(Stored items)
---

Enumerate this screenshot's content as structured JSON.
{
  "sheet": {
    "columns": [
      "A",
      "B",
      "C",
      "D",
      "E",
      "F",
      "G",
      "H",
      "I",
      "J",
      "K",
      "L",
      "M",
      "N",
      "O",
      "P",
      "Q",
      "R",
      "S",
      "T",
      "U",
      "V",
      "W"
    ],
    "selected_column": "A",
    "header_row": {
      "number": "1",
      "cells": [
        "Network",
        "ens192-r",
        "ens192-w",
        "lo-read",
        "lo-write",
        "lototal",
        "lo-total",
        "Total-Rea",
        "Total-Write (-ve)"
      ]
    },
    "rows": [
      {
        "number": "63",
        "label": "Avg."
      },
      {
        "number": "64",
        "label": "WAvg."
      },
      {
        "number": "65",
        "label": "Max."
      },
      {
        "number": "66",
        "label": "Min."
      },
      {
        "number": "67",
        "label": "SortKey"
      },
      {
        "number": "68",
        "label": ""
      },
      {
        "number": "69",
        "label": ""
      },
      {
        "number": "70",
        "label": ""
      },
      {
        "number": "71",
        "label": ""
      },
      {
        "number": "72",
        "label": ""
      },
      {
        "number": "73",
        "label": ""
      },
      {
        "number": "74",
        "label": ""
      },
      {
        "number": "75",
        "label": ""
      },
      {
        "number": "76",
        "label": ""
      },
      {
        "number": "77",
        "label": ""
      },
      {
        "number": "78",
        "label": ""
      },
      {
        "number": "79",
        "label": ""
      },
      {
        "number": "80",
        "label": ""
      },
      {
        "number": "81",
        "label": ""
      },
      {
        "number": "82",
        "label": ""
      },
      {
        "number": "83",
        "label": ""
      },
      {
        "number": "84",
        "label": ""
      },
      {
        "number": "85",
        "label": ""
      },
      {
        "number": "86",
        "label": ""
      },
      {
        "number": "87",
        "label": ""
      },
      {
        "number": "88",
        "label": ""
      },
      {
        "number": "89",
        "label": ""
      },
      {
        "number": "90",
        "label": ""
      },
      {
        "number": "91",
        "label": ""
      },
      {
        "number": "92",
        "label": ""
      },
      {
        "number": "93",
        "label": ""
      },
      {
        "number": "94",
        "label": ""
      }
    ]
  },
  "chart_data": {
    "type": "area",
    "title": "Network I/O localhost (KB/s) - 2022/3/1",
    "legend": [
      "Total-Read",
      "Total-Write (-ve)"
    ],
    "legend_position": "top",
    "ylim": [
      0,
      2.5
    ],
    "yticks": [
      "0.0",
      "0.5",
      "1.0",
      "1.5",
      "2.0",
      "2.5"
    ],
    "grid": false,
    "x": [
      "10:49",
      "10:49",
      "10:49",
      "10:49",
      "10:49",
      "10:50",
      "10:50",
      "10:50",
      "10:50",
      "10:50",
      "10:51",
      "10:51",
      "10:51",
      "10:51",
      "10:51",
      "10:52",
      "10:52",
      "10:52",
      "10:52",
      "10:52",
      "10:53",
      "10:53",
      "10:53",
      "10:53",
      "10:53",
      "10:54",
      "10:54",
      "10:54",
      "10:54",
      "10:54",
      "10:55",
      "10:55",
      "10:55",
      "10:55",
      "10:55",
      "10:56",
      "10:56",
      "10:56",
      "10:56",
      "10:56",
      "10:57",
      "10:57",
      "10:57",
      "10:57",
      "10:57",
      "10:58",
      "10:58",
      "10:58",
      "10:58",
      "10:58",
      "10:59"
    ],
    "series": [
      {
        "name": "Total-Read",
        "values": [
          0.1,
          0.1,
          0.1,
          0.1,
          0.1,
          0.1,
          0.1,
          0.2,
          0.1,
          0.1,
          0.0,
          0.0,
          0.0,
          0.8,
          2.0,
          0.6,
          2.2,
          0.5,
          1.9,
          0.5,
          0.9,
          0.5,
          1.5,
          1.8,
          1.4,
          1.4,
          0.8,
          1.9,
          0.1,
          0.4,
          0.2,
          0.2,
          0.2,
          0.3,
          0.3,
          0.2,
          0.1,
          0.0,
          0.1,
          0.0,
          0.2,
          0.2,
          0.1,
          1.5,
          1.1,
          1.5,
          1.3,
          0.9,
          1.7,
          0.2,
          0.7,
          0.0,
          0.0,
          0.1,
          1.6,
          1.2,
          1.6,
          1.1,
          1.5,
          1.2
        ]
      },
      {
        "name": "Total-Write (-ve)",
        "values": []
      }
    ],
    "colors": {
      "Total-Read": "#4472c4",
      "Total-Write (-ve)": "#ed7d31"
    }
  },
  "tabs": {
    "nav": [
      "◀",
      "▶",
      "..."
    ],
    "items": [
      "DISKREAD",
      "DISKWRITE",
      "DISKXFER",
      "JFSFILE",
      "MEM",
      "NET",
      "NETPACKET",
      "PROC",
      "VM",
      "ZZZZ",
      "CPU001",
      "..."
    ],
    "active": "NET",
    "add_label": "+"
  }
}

---

## TASK INSTRUCTIONS
Return what is listed above, exactly and completely.

## EXERCISE RESPONSE
Enumerate this screenshot's content as structured JSON.
{
  "sheet": {
    "columns": [
      "A",
      "B",
      "C",
      "D",
      "E",
      "F",
      "G",
      "H",
      "I",
      "J",
      "K",
      "L",
      "M",
      "N",
      "O",
      "P",
      "Q",
      "R",
      "S",
      "T",
      "U",
      "V",
      "W"
    ],
    "selected_column": "A",
    "header_row": {
      "number": "1",
      "cells": [
        "Network",
        "ens192-r",
        "ens192-w",
        "lo-read",
        "lo-write",
        "lototal",
        "lo-total",
        "Total-Rea",
        "Total-Write (-ve)"
      ]
    },
    "rows": [
      {
        "number": "63",
        "label": "Avg."
      },
      {
        "number": "64",
        "label": "WAvg."
      },
      {
        "number": "65",
        "label": "Max."
      },
      {
        "number": "66",
        "label": "Min."
      },
      {
        "number": "67",
        "label": "SortKey"
      },
      {
        "number": "68",
        "label": ""
      },
      {
        "number": "69",
        "label": ""
      },
      {
        "number": "70",
        "label": ""
      },
      {
        "number": "71",
        "label": ""
      },
      {
        "number": "72",
        "label": ""
      },
      {
        "number": "73",
        "label": ""
      },
      {
        "number": "74",
        "label": ""
      },
      {
        "number": "75",
        "label": ""
      },
      {
        "number": "76",
        "label": ""
      },
      {
        "number": "77",
        "label": ""
      },
      {
        "number": "78",
        "label": ""
      },
      {
        "number": "79",
        "label": ""
      },
      {
        "number": "80",
        "label": ""
      },
      {
        "number": "81",
        "label": ""
      },
      {
        "number": "82",
        "label": ""
      },
      {
        "number": "83",
        "label": ""
      },
      {
        "number": "84",
        "label": ""
      },
      {
        "number": "85",
        "label": ""
      },
      {
        "number": "86",
        "label": ""
      },
      {
        "number": "87",
        "label": ""
      },
      {
        "number": "88",
        "label": ""
      },
      {
        "number": "89",
        "label": ""
      },
      {
        "number": "90",
        "label": ""
      },
      {
        "number": "91",
        "label": ""
      },
      {
        "number": "92",
        "label": ""
      },
      {
        "number": "93",
        "label": ""
      },
      {
        "number": "94",
        "label": ""
      }
    ]
  },
  "chart_data": {
    "type": "area",
    "title": "Network I/O localhost (KB/s) - 2022/3/1",
    "legend": [
      "Total-Read",
      "Total-Write (-ve)"
    ],
    "legend_position": "top",
    "ylim": [
      0,
      2.5
    ],
    "yticks": [
      "0.0",
      "0.5",
      "1.0",
      "1.5",
      "2.0",
      "2.5"
    ],
    "grid": false,
    "x": [
      "10:49",
      "10:49",
      "10:49",
      "10:49",
      "10:49",
      "10:50",
      "10:50",
      "10:50",
      "10:50",
      "10:50",
      "10:51",
      "10:51",
      "10:51",
      "10:51",
      "10:51",
      "10:52",
      "10:52",
      "10:52",
      "10:52",
      "10:52",
      "10:53",
      "10:53",
      "10:53",
      "10:53",
      "10:53",
      "10:54",
      "10:54",
      "10:54",
      "10:54",
      "10:54",
      "10:55",
      "10:55",
      "10:55",
      "10:55",
      "10:55",
      "10:56",
      "10:56",
      "10:56",
      "10:56",
      "10:56",
      "10:57",
      "10:57",
      "10:57",
      "10:57",
      "10:57",
      "10:58",
      "10:58",
      "10:58",
      "10:58",
      "10:58",
      "10:59"
    ],
    "series": [
      {
        "name": "Total-Read",
        "values": [
          0.1,
          0.1,
          0.1,
          0.1,
          0.1,
          0.1,
          0.1,
          0.2,
          0.1,
          0.1,
          0.0,
          0.0,
          0.0,
          0.8,
          2.0,
          0.6,
          2.2,
          0.5,
          1.9,
          0.5,
          0.9,
          0.5,
          1.5,
          1.8,
          1.4,
          1.4,
          0.8,
          1.9,
          0.1,
          0.4,
          0.2,
          0.2,
          0.2,
          0.3,
          0.3,
          0.2,
          0.1,
          0.0,
          0.1,
          0.0,
          0.2,
          0.2,
          0.1,
          1.5,
          1.1,
          1.5,
          1.3,
          0.9,
          1.7,
          0.2,
          0.7,
          0.0,
          0.0,
          0.1,
          1.6,
          1.2,
          1.6,
          1.1,
          1.5,
          1.2
        ]
      },
      {
        "name": "Total-Write (-ve)",
        "values": []
      }
    ],
    "colors": {
      "Total-Read": "#4472c4",
      "Total-Write (-ve)": "#ed7d31"
    }
  },
  "tabs": {
    "nav": [
      "◀",
      "▶",
      "..."
    ],
    "items": [
      "DISKREAD",
      "DISKWRITE",
      "DISKXFER",
      "JFSFILE",
      "MEM",
      "NET",
      "NETPACKET",
      "PROC",
      "VM",
      "ZZZZ",
      "CPU001",
      "..."
    ],
    "active": "NET",
    "add_label": "+"
  }
}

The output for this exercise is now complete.